-- Written exercise --
Here are some entries; quote each one exactly.

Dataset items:
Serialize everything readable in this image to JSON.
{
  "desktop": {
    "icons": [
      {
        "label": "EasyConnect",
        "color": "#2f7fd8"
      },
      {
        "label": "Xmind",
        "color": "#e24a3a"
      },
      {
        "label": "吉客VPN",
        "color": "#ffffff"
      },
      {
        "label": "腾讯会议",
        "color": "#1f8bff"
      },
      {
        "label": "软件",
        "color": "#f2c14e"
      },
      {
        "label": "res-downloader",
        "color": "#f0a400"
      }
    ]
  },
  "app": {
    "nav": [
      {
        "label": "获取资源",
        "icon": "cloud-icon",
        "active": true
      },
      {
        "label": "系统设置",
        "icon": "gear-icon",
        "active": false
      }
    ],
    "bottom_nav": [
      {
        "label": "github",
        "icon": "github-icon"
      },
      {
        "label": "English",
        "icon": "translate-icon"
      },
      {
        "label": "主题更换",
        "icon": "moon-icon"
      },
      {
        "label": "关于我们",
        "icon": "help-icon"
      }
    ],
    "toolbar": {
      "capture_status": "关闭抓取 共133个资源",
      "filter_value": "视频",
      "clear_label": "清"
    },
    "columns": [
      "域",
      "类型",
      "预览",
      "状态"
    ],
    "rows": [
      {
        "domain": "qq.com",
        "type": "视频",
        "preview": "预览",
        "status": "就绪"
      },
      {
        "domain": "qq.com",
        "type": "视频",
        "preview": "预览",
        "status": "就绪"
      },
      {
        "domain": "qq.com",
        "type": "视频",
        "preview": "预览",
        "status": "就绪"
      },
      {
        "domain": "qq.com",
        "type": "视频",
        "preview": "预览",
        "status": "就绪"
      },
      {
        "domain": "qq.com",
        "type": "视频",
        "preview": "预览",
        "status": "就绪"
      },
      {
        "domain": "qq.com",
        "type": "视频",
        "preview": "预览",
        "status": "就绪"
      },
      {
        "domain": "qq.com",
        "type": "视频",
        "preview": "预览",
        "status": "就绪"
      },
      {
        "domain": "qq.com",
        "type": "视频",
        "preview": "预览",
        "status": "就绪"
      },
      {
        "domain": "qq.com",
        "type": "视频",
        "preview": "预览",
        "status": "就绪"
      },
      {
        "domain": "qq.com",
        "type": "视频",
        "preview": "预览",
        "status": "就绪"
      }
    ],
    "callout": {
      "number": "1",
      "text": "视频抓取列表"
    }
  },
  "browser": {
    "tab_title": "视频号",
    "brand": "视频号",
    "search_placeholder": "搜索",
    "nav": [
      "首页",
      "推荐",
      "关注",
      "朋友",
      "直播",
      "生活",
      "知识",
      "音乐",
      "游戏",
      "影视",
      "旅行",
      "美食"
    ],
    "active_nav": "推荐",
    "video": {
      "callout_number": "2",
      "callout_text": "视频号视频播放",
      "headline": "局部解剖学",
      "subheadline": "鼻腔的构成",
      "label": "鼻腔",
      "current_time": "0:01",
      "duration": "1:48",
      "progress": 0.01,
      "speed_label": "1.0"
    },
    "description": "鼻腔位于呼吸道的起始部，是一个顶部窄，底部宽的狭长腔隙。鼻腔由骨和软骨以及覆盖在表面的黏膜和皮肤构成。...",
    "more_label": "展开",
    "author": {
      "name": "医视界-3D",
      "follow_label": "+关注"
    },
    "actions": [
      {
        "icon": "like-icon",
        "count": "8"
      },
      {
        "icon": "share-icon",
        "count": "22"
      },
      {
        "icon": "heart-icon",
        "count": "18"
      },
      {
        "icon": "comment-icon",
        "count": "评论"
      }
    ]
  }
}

-- Exercise answer --
Serialize everything readable in this image to JSON.
{
  "desktop": {
    "icons": [
      {
        "label": "EasyConnect",
        "color": "#2f7fd8"
      },
      {
        "label": "Xmind",
        "color": "#e24a3a"
      },
      {
        "label": "吉客VPN",
        "color": "#ffffff"
      },
      {
        "label": "腾讯会议",
        "color": "#1f8bff"
      },
      {
        "label": "软件",
        "color": "#f2c14e"
      },
      {
        "label": "res-downloader",
        "color": "#f0a400"
      }
    ]
  },
  "app": {
    "nav": [
      {
        "label": "获取资源",
        "icon": "cloud-icon",
        "active": true
      },
      {
        "label": "系统设置",
        "icon": "gear-icon",
        "active": false
      }
    ],
    "bottom_nav": [
      {
        "label": "github",
        "icon": "github-icon"
      },
      {
        "label": "English",
        "icon": "translate-icon"
      },
      {
        "label": "主题更换",
        "icon": "moon-icon"
      },
      {
        "label": "关于我们",
        "icon": "help-icon"
      }
    ],
    "toolbar": {
      "capture_status": "关闭抓取 共133个资源",
      "filter_value": "视频",
      "clear_label": "清"
    },
    "columns": [
      "域",
      "类型",
      "预览",
      "状态"
    ],
    "rows": [
      {
        "domain": "qq.com",
        "type": "视频",
        "preview": "预览",
        "status": "就绪"
      },
      {
        "domain": "qq.com",
        "type": "视频",
        "preview": "预览",
        "status": "就绪"
      },
      {
        "domain": "qq.com",
        "type": "视频",
        "preview": "预览",
        "status": "就绪"
      },
      {
        "domain": "qq.com",
        "type": "视频",
        "preview": "预览",
        "status": "就绪"
      },
      {
        "domain": "qq.com",
        "type": "视频",
        "preview": "预览",
        "status": "就绪"
      },
      {
        "domain": "qq.com",
        "type": "视频",
        "preview": "预览",
        "status": "就绪"
      },
      {
        "domain": "qq.com",
        "type": "视频",
        "preview": "预览",
        "status": "就绪"
      },
      {
        "domain": "qq.com",
        "type": "视频",
        "preview": "预览",
        "status": "就绪"
      },
      {
        "domain": "qq.com",
        "type": "视频",
        "preview": "预览",
        "status": "就绪"
      },
      {
        "domain": "qq.com",
        "type": "视频",
        "preview": "预览",
        "status": "就绪"
      }
    ],
    "callout": {
      "number": "1",
      "text": "视频抓取列表"
    }
  },
  "browser": {
    "tab_title": "视频号",
    "brand": "视频号",
    "search_placeholder": "搜索",
    "nav": [
      "首页",
      "推荐",
      "关注",
      "朋友",
      "直播",
      "生活",
      "知识",
      "音乐",
      "游戏",
      "影视",
      "旅行",
      "美食"
    ],
    "active_nav": "推荐",
    "video": {
      "callout_number": "2",
      "callout_text": "视频号视频播放",
      "headline": "局部解剖学",
      "subheadline": "鼻腔的构成",
      "label": "鼻腔",
      "current_time": "0:01",
      "duration": "1:48",
      "progress": 0.01,
      "speed_label": "1.0"
    },
    "description": "鼻腔位于呼吸道的起始部，是一个顶部窄，底部宽的狭长腔隙。鼻腔由骨和软骨以及覆盖在表面的黏膜和皮肤构成。...",
    "more_label": "展开",
    "author": {
      "name": "医视界-3D",
      "follow_label": "+关注"
    },
    "actions": [
      {
        "icon": "like-icon",
        "count": "8"
      },
      {
        "icon": "share-icon",
        "count": "22"
      },
      {
        "icon": "heart-icon",
        "count": "18"
      },
      {
        "icon": "comment-icon",
        "count": "评论"
      }
    ]
  }
}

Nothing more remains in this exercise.